[Your task] Reproduce all lines of the listing below in which the word "glass" occurs.

_ _ _

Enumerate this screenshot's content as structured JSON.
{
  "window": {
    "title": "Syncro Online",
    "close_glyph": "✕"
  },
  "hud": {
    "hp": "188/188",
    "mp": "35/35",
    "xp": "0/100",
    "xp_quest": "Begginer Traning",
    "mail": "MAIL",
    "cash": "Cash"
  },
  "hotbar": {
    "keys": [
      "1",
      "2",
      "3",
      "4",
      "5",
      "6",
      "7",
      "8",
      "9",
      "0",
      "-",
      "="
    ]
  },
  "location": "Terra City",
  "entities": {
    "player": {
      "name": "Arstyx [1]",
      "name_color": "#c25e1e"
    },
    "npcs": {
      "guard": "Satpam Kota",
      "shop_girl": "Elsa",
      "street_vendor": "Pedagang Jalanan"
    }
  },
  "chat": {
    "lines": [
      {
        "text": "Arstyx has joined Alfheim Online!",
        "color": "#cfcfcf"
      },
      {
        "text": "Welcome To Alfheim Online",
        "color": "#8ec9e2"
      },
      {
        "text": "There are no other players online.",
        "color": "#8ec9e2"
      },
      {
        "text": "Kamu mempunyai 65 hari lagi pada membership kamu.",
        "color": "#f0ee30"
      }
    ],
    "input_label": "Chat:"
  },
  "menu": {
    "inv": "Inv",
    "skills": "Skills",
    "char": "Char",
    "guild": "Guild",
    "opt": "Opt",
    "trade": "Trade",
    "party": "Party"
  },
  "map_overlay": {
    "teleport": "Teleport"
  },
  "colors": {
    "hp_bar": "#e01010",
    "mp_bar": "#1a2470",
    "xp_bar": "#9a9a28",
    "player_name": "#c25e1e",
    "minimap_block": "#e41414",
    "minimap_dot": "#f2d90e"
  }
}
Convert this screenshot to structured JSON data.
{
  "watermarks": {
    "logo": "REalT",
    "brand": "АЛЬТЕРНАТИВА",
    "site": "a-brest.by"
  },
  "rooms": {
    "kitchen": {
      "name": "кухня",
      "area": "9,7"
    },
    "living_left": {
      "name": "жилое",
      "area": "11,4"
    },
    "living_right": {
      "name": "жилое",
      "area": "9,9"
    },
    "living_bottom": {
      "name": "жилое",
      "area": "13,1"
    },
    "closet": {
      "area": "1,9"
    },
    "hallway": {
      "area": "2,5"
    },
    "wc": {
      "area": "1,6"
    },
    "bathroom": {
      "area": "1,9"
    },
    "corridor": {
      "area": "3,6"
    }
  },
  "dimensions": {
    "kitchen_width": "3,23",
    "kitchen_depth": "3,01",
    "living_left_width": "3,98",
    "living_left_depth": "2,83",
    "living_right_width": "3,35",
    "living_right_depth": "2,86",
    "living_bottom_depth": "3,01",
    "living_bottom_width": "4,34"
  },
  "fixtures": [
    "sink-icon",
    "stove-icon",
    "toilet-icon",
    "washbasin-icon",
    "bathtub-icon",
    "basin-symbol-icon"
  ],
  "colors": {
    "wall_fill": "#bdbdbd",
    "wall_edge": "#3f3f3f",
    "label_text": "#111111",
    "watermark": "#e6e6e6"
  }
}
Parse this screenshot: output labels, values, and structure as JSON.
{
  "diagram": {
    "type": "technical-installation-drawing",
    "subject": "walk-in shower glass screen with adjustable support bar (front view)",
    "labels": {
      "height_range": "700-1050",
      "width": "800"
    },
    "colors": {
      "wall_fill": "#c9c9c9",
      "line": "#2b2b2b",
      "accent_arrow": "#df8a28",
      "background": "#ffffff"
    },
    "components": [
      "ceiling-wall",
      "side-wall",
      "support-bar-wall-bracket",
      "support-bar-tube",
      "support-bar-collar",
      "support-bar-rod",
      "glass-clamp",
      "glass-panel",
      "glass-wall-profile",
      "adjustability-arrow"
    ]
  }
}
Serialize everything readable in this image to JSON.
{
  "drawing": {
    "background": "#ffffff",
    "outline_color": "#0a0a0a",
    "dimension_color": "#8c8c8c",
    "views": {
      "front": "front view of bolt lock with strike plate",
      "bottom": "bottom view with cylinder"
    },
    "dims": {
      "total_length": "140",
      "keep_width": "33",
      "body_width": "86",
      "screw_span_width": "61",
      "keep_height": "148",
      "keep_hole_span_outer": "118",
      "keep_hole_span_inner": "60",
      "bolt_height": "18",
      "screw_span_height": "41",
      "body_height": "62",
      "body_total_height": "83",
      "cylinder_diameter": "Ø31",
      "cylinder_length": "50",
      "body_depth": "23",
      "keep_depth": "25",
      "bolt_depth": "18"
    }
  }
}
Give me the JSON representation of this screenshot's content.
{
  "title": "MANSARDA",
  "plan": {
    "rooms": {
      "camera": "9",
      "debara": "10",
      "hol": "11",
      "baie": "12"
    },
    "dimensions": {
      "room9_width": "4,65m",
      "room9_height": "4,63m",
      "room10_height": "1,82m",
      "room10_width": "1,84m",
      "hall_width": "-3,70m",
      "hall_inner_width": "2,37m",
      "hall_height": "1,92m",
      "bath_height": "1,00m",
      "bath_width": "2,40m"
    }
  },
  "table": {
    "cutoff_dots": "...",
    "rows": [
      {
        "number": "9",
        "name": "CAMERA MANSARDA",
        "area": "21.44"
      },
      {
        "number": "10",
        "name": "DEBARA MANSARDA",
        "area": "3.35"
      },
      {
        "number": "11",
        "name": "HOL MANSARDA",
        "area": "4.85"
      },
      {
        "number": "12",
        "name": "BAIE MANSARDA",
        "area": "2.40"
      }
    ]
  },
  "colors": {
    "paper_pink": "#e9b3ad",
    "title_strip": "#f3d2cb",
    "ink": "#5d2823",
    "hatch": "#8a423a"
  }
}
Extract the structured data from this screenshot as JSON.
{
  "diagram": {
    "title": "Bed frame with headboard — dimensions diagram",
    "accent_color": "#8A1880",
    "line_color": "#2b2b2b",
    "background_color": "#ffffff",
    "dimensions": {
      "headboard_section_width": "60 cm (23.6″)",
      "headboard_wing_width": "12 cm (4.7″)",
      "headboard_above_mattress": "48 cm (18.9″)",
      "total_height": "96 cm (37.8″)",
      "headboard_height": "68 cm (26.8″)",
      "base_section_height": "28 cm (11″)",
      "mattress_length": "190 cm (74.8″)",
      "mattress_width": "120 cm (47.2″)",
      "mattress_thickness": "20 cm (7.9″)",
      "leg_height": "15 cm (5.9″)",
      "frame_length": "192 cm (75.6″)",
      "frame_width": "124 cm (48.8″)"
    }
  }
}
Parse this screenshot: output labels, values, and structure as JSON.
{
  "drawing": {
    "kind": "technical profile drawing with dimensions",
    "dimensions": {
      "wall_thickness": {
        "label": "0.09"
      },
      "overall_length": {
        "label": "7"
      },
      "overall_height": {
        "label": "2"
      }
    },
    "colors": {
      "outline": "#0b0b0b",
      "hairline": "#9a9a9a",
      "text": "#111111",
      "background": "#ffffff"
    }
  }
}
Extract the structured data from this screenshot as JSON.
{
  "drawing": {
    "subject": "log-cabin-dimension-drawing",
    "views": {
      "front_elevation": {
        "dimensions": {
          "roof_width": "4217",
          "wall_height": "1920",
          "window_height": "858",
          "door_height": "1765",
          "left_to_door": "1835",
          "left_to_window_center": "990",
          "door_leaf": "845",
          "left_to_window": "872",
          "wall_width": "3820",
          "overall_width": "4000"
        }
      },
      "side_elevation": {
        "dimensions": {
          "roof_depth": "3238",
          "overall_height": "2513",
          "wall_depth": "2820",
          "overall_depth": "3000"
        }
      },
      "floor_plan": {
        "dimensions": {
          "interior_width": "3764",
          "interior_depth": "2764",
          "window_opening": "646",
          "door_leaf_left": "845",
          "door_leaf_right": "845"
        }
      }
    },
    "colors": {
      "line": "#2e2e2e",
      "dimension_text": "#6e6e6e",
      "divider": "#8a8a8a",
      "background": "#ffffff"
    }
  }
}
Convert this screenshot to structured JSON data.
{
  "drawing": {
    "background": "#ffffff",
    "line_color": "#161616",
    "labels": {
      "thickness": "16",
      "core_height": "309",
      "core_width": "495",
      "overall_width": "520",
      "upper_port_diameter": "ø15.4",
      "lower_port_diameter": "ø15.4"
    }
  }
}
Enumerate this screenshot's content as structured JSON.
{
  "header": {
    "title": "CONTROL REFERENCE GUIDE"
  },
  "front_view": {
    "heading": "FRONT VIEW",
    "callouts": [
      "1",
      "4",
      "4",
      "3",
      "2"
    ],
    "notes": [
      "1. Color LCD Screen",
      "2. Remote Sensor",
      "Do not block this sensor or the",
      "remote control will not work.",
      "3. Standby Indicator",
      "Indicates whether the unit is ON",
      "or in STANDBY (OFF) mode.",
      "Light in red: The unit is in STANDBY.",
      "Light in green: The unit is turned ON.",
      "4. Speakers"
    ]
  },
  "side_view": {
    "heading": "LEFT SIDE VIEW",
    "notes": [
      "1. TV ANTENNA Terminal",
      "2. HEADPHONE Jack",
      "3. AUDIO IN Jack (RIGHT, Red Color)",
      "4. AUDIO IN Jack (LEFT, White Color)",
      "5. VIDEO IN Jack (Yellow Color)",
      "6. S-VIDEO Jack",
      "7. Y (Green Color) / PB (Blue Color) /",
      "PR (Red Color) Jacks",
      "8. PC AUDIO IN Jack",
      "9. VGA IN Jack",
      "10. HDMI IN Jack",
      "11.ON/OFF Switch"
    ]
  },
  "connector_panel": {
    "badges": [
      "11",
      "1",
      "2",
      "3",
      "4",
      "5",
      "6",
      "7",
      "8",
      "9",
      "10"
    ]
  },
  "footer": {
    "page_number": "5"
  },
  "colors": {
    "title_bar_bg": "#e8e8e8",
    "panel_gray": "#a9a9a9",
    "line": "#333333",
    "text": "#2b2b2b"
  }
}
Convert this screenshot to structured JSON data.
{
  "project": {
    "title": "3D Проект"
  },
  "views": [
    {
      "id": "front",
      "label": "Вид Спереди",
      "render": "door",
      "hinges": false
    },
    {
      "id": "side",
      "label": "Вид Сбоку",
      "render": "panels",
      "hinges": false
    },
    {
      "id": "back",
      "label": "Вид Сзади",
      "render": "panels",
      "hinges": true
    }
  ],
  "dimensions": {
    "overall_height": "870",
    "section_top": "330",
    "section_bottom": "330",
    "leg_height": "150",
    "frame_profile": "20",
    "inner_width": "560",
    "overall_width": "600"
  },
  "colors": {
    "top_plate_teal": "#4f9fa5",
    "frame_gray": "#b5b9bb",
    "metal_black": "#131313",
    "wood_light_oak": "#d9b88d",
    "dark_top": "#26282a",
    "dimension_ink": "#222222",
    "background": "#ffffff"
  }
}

_ _ _

[Result of the task]
    "subject": "walk-in shower glass screen with adjustable support bar (front view)",
      "glass-clamp",
      "glass-panel",
      "glass-wall-profile",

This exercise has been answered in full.